→ Lista de exercícios
(1) Responda, com base no texto sobre imóveis vazios em São Paulo:
(a) Quantos imóveis vazios a cidade de São Paulo reúne, segundo o Censo 2022?
(b) Quantas unidades habitacionais sem morador a cidade tinha pelos dados do IBGE de 2010?
(c) Segundo os especialistas, qual é o principal fator que explica o volume de domicílios desabitados?
(2) Transcreva o trecho do texto sobre imóveis vazios em São Paulo entre "Procurada nesta segunda" e "crescimento de 103%.", inclusive.
(3) Dê continuidade ao texto sobre imóveis vazios em São Paulo a partir da última frase apresentada.

→ Trecho selecionado
SÃO PAULO, SP (FOLHAPRESS) - Com quase 32 mil pessoas em situação de rua, a cidade de São Paulo reúne 588.978 imóveis vazios, entre apartamentos e casas, conforme dados do Censo 2022 publicado pelo IBGE (Instituto Brasileiro de Geografia e Estatísticas) na última quarta-feira (28).
A discrepância, segundo especialistas, expõe a falta de políticas públicas para que pessoas com renda mais baixa consigam adquirir um imóvel ou, então, pagar aluguel.
Ao todo, a cidade contabiliza 4.983.471 imóveis particulares de acordo com o Censo, 12% deles desocupados. O prefeito de São Paulo, Ricardo Nunes (MDB), estima que o déficit habitacional, hoje, é de quase 400 mil imóveis.
Procurada nesta segunda (3), a gestão Nunes não comentou os números apresentados pela reportagem e não especificou quais suas ações para o déficit habitacional e de acolhimento à população de rua até a publicação deste texto.
"A nossa falha como sociedade é não conseguir aproveitar esses imóveis, principalmente para política habitacional que contempla as pessoas de rendas baixa e baixíssima", afirma o arquiteto e urbanista Anderson Kazuo Nakano, professor do Instituto das Cidades da Unifesp.
Pelos dados do IBGE em 2010, a cidade reunia 290.317 unidades habitacionais sem qualquer morador. O número atual representa crescimento de 103%.
"O Censo também mostrou o deslocamento de parte da população para o interior", afirma a arquiteta Angélica Benatti Alvim, diretora da FAU Mackenzie.
"A prefeitura deveria fazer um mapeamento desses imóveis ociosos e aplicar o IPTU progressivo. Mas temos uma ausência de políticas de incentivo à ocupação desses imóveis principalmente a partir de locações sociais", completa Benatti Alvim.
O IPTU progressivo é um mecanismo utilizado pelas prefeituras para onerar os donos de imóveis vazios e inibir a especulação imobiliária em áreas com infraestrutura consolidada. O imposto prevê percentuais de reajuste a cada ano acumulado de ociosidade.
Segundo os especialistas, há vários fatores que justificam o volume de domicílios desabitados, mas o principal é a especulação imobiliária.
Também listam a degradação de algumas regiões, como o centro de São Paulo, e a migração de famílias com alto poder aquisitivo para apartamentos ou até mesmo cidades litorâneas e do interior. Nesse último caso, a tendência é que essas famílias preservem suas residências fechadas.

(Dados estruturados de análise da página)
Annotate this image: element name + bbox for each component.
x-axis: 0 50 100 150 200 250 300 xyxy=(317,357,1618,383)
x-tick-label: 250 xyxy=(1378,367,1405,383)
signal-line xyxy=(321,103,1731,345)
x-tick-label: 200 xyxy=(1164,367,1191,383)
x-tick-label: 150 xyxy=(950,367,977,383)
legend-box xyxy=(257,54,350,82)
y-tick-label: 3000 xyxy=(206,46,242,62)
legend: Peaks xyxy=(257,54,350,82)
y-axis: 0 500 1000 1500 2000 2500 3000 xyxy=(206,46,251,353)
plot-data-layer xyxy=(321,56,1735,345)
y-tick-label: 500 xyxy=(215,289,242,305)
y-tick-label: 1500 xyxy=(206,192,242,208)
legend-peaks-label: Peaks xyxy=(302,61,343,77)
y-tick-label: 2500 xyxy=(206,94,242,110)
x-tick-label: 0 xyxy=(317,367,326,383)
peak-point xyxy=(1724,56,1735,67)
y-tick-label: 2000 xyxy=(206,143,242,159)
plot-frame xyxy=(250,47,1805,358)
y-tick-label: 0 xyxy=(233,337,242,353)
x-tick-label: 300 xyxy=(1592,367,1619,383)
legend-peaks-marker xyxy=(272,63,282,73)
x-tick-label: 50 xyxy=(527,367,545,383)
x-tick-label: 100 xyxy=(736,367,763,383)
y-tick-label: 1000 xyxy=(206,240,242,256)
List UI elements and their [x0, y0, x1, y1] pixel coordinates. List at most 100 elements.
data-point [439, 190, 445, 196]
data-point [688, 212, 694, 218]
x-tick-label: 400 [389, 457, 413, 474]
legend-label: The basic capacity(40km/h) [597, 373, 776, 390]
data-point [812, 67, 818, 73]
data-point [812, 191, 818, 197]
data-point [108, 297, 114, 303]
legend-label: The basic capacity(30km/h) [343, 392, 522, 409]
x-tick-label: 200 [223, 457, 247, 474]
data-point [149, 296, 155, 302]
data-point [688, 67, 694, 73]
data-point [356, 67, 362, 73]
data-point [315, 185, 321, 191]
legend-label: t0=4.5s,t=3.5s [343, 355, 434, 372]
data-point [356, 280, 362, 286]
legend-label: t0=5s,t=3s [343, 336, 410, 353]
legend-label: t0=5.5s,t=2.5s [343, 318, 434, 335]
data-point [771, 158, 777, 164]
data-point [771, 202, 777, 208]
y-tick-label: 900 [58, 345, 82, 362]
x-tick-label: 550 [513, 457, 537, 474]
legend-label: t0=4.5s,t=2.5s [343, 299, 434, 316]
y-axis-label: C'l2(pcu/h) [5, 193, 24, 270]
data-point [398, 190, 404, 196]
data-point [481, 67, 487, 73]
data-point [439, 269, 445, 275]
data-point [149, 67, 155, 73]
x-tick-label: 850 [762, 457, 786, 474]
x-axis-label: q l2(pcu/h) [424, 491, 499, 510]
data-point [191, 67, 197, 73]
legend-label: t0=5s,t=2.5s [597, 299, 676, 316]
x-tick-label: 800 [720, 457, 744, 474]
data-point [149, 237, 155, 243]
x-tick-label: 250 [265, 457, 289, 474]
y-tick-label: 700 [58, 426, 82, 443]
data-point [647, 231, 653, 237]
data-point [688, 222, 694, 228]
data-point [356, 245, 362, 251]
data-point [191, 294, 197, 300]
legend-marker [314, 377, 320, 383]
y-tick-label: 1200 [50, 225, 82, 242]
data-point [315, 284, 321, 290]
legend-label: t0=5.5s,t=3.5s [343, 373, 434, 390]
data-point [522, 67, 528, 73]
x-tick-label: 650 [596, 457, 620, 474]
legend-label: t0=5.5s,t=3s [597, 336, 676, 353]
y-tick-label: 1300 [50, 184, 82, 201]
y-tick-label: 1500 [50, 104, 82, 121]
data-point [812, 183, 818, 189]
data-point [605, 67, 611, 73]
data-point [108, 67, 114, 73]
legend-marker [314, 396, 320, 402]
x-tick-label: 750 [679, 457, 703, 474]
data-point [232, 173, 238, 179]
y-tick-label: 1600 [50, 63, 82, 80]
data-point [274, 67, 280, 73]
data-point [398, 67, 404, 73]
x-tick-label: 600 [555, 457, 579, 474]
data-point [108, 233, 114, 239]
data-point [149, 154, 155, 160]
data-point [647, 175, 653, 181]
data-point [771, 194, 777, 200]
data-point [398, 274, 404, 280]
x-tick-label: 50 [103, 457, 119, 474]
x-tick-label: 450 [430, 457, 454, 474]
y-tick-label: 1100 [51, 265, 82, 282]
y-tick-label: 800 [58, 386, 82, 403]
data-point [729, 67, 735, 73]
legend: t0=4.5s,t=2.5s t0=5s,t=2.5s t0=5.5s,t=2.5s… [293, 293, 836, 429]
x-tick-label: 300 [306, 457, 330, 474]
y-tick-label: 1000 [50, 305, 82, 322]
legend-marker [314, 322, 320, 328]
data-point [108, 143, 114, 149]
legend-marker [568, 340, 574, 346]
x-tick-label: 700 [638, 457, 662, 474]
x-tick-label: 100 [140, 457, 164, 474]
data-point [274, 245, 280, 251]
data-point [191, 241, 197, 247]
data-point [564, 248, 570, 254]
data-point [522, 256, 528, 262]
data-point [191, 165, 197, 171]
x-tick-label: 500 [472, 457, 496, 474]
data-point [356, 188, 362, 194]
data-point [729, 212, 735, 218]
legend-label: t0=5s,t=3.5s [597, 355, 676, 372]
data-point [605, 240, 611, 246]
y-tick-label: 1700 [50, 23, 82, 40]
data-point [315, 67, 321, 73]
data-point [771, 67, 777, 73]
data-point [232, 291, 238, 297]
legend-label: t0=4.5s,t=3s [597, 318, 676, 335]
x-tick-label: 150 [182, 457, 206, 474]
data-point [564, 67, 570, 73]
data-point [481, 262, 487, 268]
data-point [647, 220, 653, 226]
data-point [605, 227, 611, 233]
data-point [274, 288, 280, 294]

→ Gabarito
(1)
(a) 588.978 imóveis vazios.
(b) 290.317 unidades habitacionais.
(c) A especulação imobiliária.

(2)
Procurada nesta segunda (3), a gestão Nunes não comentou os números apresentados pela reportagem e não especificou quais suas ações para o déficit habitacional e de acolhimento à população de rua até a publicação deste texto.
"A nossa falha como sociedade é não conseguir aproveitar esses imóveis, principalmente para política habitacional que contempla as pessoas de rendas baixa e baixíssima", afirma o arquiteto e urbanista Anderson Kazuo Nakano, professor do Instituto das Cidades da Unifesp.
Pelos dados do IBGE em 2010, a cidade reunia 290.317 unidades habitacionais sem qualquer morador. O número atual representa crescimento de 103%.

(3)
"É a retenção especulativa. Muitos prédios sendo adquiridos como investimentos e que acabam não sendo comercializados ou alugados. Outros motivos também como o envelhecimento do imóvel, disputa jurídica, massa falida", explica o professor.
Em paralelo ao abandono desses domicílios, São Paulo viveu nos últimos anos o crescimento da população em situação de rua. Dados do último levantamento municipal dessa fatia da população, encomendado pela gestão Nunes, apontam 31.884 sem-teto na capital -o número de imóveis vazios, portanto, supera em 18 vezes essa população.
O número dobrou se comparado com o levantamento de 2015, que registrou 15.905 pessoas vivendo nas ruas.
A mais recente contagem municipal, feita entre outubro e dezembro de 2021, ainda indica uma mudança do perfil daqueles que não têm um lar. O número de famílias que foram viver nas ruas quase dobrou durante a pandemia.
"São Paulo é uma cidade capitalista, onde o acesso à moradia é muito difícil. Quem não consegue pagar o aluguel vai para rua ou morar de favor com outras famílias em moradias precárias. Fatores que vão agravando o déficit habitacional", diz Nakano.
Outro ponto que chama a atenção no censo municipal da população de rua é que aumentou a quantidade de pessoas que preferem ocupar as ruas em vez dos abrigos. Em 2019, 52% da população abordada pelos pesquisadores preferia as calçadas aos centros de acolhimento, em 2021, esse percentual subiu para 60%.
"O pós-pandemia [de Covid] agravou muito [o déficit habitacional]. Em relação à inclusão social, não irá resolver somente com a locação social, mas com a promoção de albergues e de saúde pública", afirma Benatti Alvim.